◆ YOUR INSTRUCTIONS
Exclude the pictures and reproduce the remaining data exactly as written.

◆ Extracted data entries
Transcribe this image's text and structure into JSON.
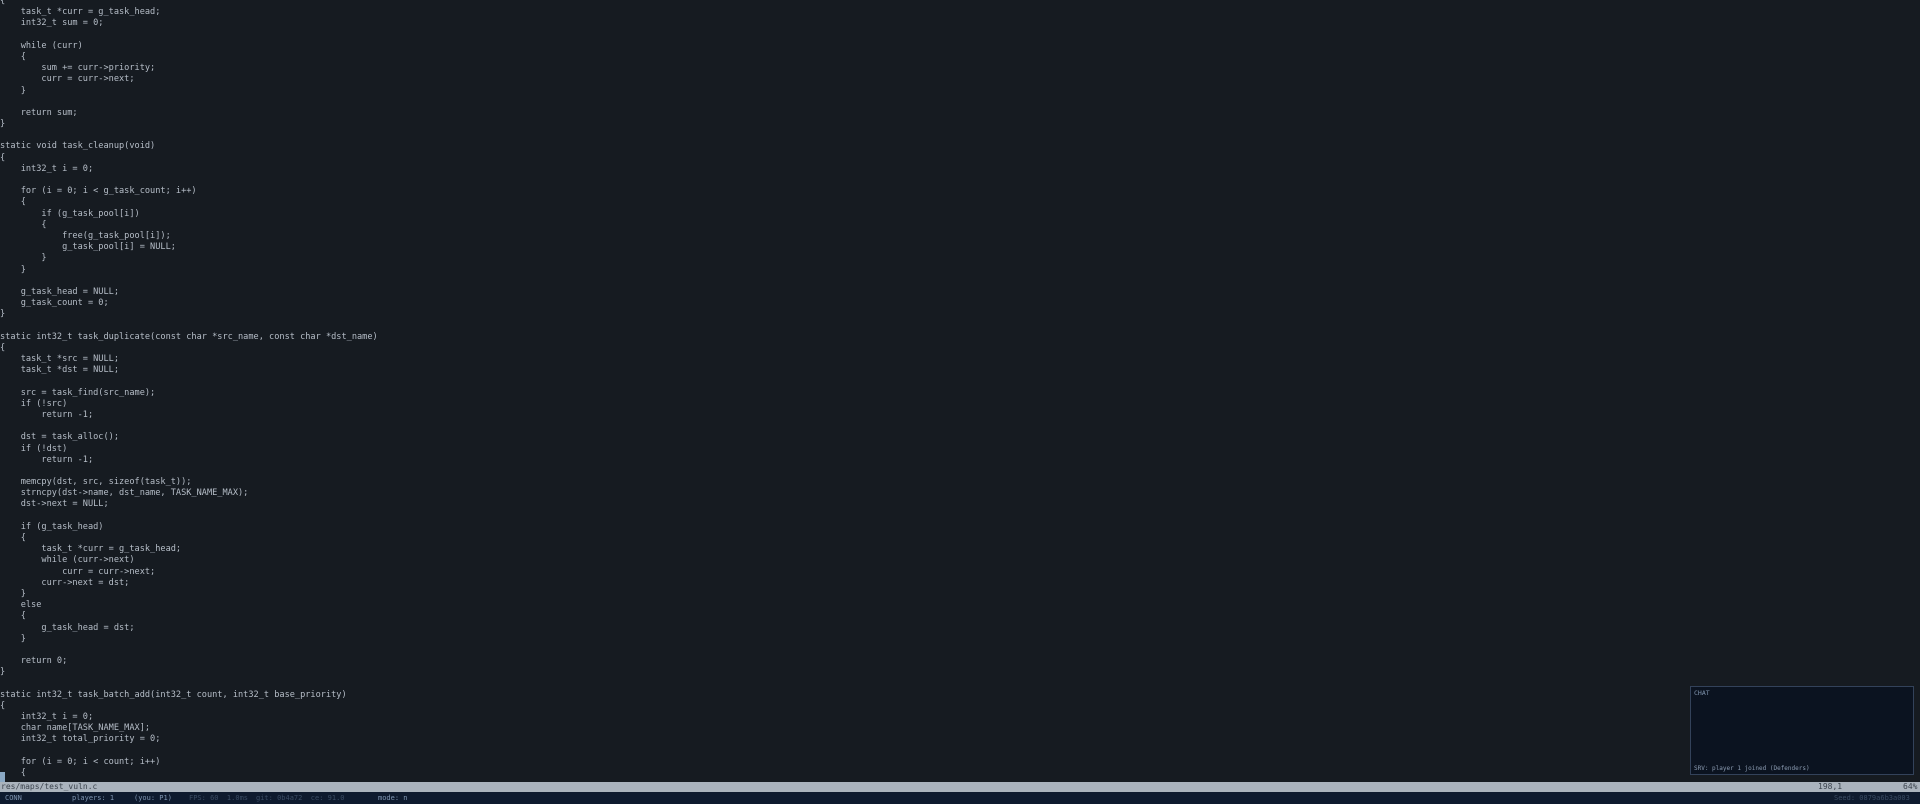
{
  "editor": {
    "lines": [
      "{",
      "    task_t *curr = g_task_head;",
      "    int32_t sum = 0;",
      "",
      "    while (curr)",
      "    {",
      "        sum += curr->priority;",
      "        curr = curr->next;",
      "    }",
      "",
      "    return sum;",
      "}",
      "",
      "static void task_cleanup(void)",
      "{",
      "    int32_t i = 0;",
      "",
      "    for (i = 0; i < g_task_count; i++)",
      "    {",
      "        if (g_task_pool[i])",
      "        {",
      "            free(g_task_pool[i]);",
      "            g_task_pool[i] = NULL;",
      "        }",
      "    }",
      "",
      "    g_task_head = NULL;",
      "    g_task_count = 0;",
      "}",
      "",
      "static int32_t task_duplicate(const char *src_name, const char *dst_name)",
      "{",
      "    task_t *src = NULL;",
      "    task_t *dst = NULL;",
      "",
      "    src = task_find(src_name);",
      "    if (!src)",
      "        return -1;",
      "",
      "    dst = task_alloc();",
      "    if (!dst)",
      "        return -1;",
      "",
      "    memcpy(dst, src, sizeof(task_t));",
      "    strncpy(dst->name, dst_name, TASK_NAME_MAX);",
      "    dst->next = NULL;",
      "",
      "    if (g_task_head)",
      "    {",
      "        task_t *curr = g_task_head;",
      "        while (curr->next)",
      "            curr = curr->next;",
      "        curr->next = dst;",
      "    }",
      "    else",
      "    {",
      "        g_task_head = dst;",
      "    }",
      "",
      "    return 0;",
      "}",
      "",
      "static int32_t task_batch_add(int32_t count, int32_t base_priority)",
      "{",
      "    int32_t i = 0;",
      "    char name[TASK_NAME_MAX];",
      "    int32_t total_priority = 0;",
      "",
      "    for (i = 0; i < count; i++)",
      "    {"
    ]
  },
  "statusline": {
    "file": "res/maps/test_vuln.c",
    "position": "198,1",
    "percent": "64%"
  },
  "bottombar": {
    "mode_left": "CONN",
    "players": "players: 1",
    "you": "(you: P1)",
    "fps": "FPS: 60  1.0ms",
    "git": "git: 0b4a72  ce: 91.0",
    "mode": "mode: n",
    "right": "Seed: 0879a6b3a003"
  },
  "chat": {
    "title": "CHAT",
    "messages": [
      "SRV: player 1 joined (Defenders)"
    ]
  },
  "colors": {
    "background": "#161b21",
    "text": "#b6bec8",
    "statusline": "#aab3bd",
    "bottombar": "#0e1a2e"
  }
}
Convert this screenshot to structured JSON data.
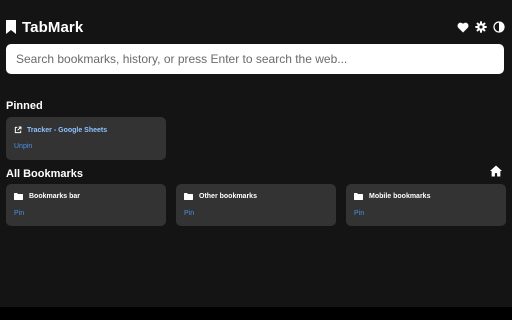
{
  "app": {
    "title": "TabMark"
  },
  "header": {
    "icons": [
      "heart-icon",
      "gear-icon",
      "contrast-icon"
    ]
  },
  "search": {
    "value": "",
    "placeholder": "Search bookmarks, history, or press Enter to search the web..."
  },
  "pinned": {
    "title": "Pinned",
    "items": [
      {
        "label": "Tracker - Google Sheets",
        "action": "Unpin",
        "icon": "external-link-icon"
      }
    ]
  },
  "all_bookmarks": {
    "title": "All Bookmarks",
    "home_icon": "home-icon",
    "folders": [
      {
        "label": "Bookmarks bar",
        "action": "Pin",
        "icon": "folder-icon"
      },
      {
        "label": "Other bookmarks",
        "action": "Pin",
        "icon": "folder-icon"
      },
      {
        "label": "Mobile bookmarks",
        "action": "Pin",
        "icon": "folder-icon"
      }
    ]
  },
  "colors": {
    "background": "#141414",
    "card": "#333333",
    "accent_link": "#4a90e2",
    "pinned_title": "#8ec2ff"
  }
}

◆ WRITTEN SOLUTION
Transcribe this image's text and structure into JSON.
{
  "editor": {
    "lines": [
      "{",
      "    task_t *curr = g_task_head;",
      "    int32_t sum = 0;",
      "",
      "    while (curr)",
      "    {",
      "        sum += curr->priority;",
      "        curr = curr->next;",
      "    }",
      "",
      "    return sum;",
      "}",
      "",
      "static void task_cleanup(void)",
      "{",
      "    int32_t i = 0;",
      "",
      "    for (i = 0; i < g_task_count; i++)",
      "    {",
      "        if (g_task_pool[i])",
      "        {",
      "            free(g_task_pool[i]);",
      "            g_task_pool[i] = NULL;",
      "        }",
      "    }",
      "",
      "    g_task_head = NULL;",
      "    g_task_count = 0;",
      "}",
      "",
      "static int32_t task_duplicate(const char *src_name, const char *dst_name)",
      "{",
      "    task_t *src = NULL;",
      "    task_t *dst = NULL;",
      "",
      "    src = task_find(src_name);",
      "    if (!src)",
      "        return -1;",
      "",
      "    dst = task_alloc();",
      "    if (!dst)",
      "        return -1;",
      "",
      "    memcpy(dst, src, sizeof(task_t));",
      "    strncpy(dst->name, dst_name, TASK_NAME_MAX);",
      "    dst->next = NULL;",
      "",
      "    if (g_task_head)",
      "    {",
      "        task_t *curr = g_task_head;",
      "        while (curr->next)",
      "            curr = curr->next;",
      "        curr->next = dst;",
      "    }",
      "    else",
      "    {",
      "        g_task_head = dst;",
      "    }",
      "",
      "    return 0;",
      "}",
      "",
      "static int32_t task_batch_add(int32_t count, int32_t base_priority)",
      "{",
      "    int32_t i = 0;",
      "    char name[TASK_NAME_MAX];",
      "    int32_t total_priority = 0;",
      "",
      "    for (i = 0; i < count; i++)",
      "    {"
    ]
  },
  "statusline": {
    "file": "res/maps/test_vuln.c",
    "position": "198,1",
    "percent": "64%"
  },
  "bottombar": {
    "mode_left": "CONN",
    "players": "players: 1",
    "you": "(you: P1)",
    "fps": "FPS: 60  1.0ms",
    "git": "git: 0b4a72  ce: 91.0",
    "mode": "mode: n",
    "right": "Seed: 0879a6b3a003"
  },
  "chat": {
    "title": "CHAT",
    "messages": [
      "SRV: player 1 joined (Defenders)"
    ]
  },
  "colors": {
    "background": "#161b21",
    "text": "#b6bec8",
    "statusline": "#aab3bd",
    "bottombar": "#0e1a2e"
  }
}
Convert this screenshot to structured JSON data.
{
  "app": {
    "title": "TabMark"
  },
  "header": {
    "icons": [
      "heart-icon",
      "gear-icon",
      "contrast-icon"
    ]
  },
  "search": {
    "value": "",
    "placeholder": "Search bookmarks, history, or press Enter to search the web..."
  },
  "pinned": {
    "title": "Pinned",
    "items": [
      {
        "label": "Tracker - Google Sheets",
        "action": "Unpin",
        "icon": "external-link-icon"
      }
    ]
  },
  "all_bookmarks": {
    "title": "All Bookmarks",
    "home_icon": "home-icon",
    "folders": [
      {
        "label": "Bookmarks bar",
        "action": "Pin",
        "icon": "folder-icon"
      },
      {
        "label": "Other bookmarks",
        "action": "Pin",
        "icon": "folder-icon"
      },
      {
        "label": "Mobile bookmarks",
        "action": "Pin",
        "icon": "folder-icon"
      }
    ]
  },
  "colors": {
    "background": "#141414",
    "card": "#333333",
    "accent_link": "#4a90e2",
    "pinned_title": "#8ec2ff"
  }
}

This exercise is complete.